++++ Data to process

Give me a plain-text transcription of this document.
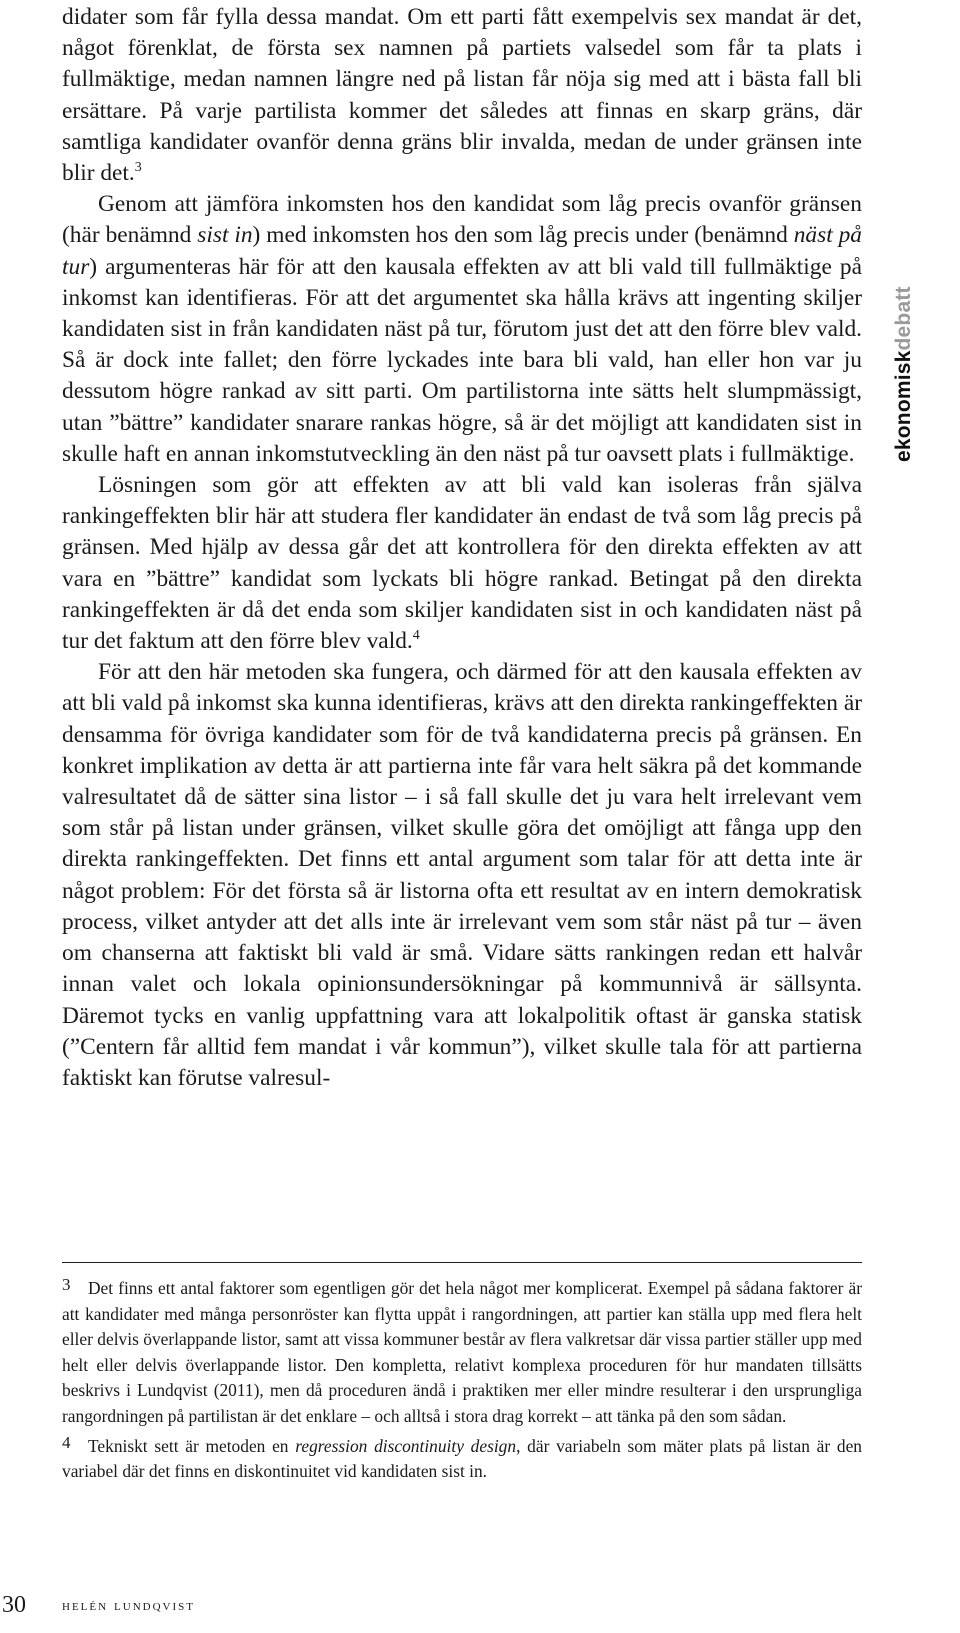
didater som får fylla dessa mandat. Om ett parti fått exempelvis sex mandat är det, något förenklat, de första sex namnen på partiets valsedel som får ta plats i fullmäktige, medan namnen längre ned på listan får nöja sig med att i bästa fall bli ersättare. På varje partilista kommer det således att finnas en skarp gräns, där samtliga kandidater ovanför denna gräns blir invalda, medan de under gränsen inte blir det.$^3$

Genom att jämföra inkomsten hos den kandidat som låg precis ovanför gränsen (här benämnd sist in) med inkomsten hos den som låg precis under (benämnd näst på tur) argumenteras här för att den kausala effekten av att bli vald till fullmäktige på inkomst kan identifieras. För att det argumentet ska hålla krävs att ingenting skiljer kandidaten sist in från kandidaten näst på tur, förutom just det att den förre blev vald. Så är dock inte fallet; den förre lyckades inte bara bli vald, han eller hon var ju dessutom högre rankad av sitt parti. Om partilistorna inte sätts helt slumpmässigt, utan ”bättre” kandidater snarare rankas högre, så är det möjligt att kandidaten sist in skulle haft en annan inkomstutveckling än den näst på tur oavsett plats i fullmäktige.

Lösningen som gör att effekten av att bli vald kan isoleras från själva rankingeffekten blir här att studera fler kandidater än endast de två som låg precis på gränsen. Med hjälp av dessa går det att kontrollera för den direkta effekten av att vara en ”bättre” kandidat som lyckats bli högre rankad. Betingat på den direkta rankingeffekten är då det enda som skiljer kandidaten sist in och kandidaten näst på tur det faktum att den förre blev vald.$^4$

För att den här metoden ska fungera, och därmed för att den kausala effekten av att bli vald på inkomst ska kunna identifieras, krävs att den direkta rankingeffekten är densamma för övriga kandidater som för de två kandidaterna precis på gränsen. En konkret implikation av detta är att partierna inte får vara helt säkra på det kommande valresultatet då de sätter sina listor – i så fall skulle det ju vara helt irrelevant vem som står på listan under gränsen, vilket skulle göra det omöjligt att fånga upp den direkta rankingeffekten. Det finns ett antal argument som talar för att detta inte är något problem: För det första så är listorna ofta ett resultat av en intern demokratisk process, vilket antyder att det alls inte är irrelevant vem som står näst på tur – även om chanserna att faktiskt bli vald är små. Vidare sätts rankingen redan ett halvår innan valet och lokala opinionsundersökningar på kommunnivå är sällsynta. Däremot tycks en vanlig uppfattning vara att lokalpolitik oftast är ganska statisk (”Centern får alltid fem mandat i vår kommun”), vilket skulle tala för att partierna faktiskt kan förutse valresul-

3 Det finns ett antal faktorer som egentligen gör det hela något mer komplicerat. Exempel på sådana faktorer är att kandidater med många personröster kan flytta uppåt i rangordningen, att partier kan ställa upp med flera helt eller delvis överlappande listor, samt att vissa kommuner består av flera valkretsar där vissa partier ställer upp med helt eller delvis överlappande listor. Den kompletta, relativt komplexa proceduren för hur mandaten tillsätts beskrivs i Lundqvist (2011), men då proceduren ändå i praktiken mer eller mindre resulterar i den ursprungliga rangordningen på partilistan är det enklare – och alltså i stora drag korrekt – att tänka på den som sådan.

4 Tekniskt sett är metoden en regression discontinuity design, där variabeln som mäter plats på listan är den variabel där det finns en diskontinuitet vid kandidaten sist in.

ekonomiskdebatt
30 helén lundqvist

++++++++

→ **What you need to do**
Above are the records; copy each line from them that includes the string "blir".

→ **Written response**
didater som får fylla dessa mandat. Om ett parti fått exempelvis sex mandat är det, något förenklat, de första sex namnen på partiets valsedel som får ta plats i fullmäktige, medan namnen längre ned på listan får nöja sig med att i bästa fall bli ersättare. På varje partilista kommer det således att finnas en skarp gräns, där samtliga kandidater ovanför denna gräns blir invalda, medan de under gränsen inte blir det.$^3$
Lösningen som gör att effekten av att bli vald kan isoleras från själva rankingeffekten blir här att studera fler kandidater än endast de två som låg precis på gränsen. Med hjälp av dessa går det att kontrollera för den direkta effekten av att vara en ”bättre” kandidat som lyckats bli högre rankad. Betingat på den direkta rankingeffekten är då det enda som skiljer kandidaten sist in och kandidaten näst på tur det faktum att den förre blev vald.$^4$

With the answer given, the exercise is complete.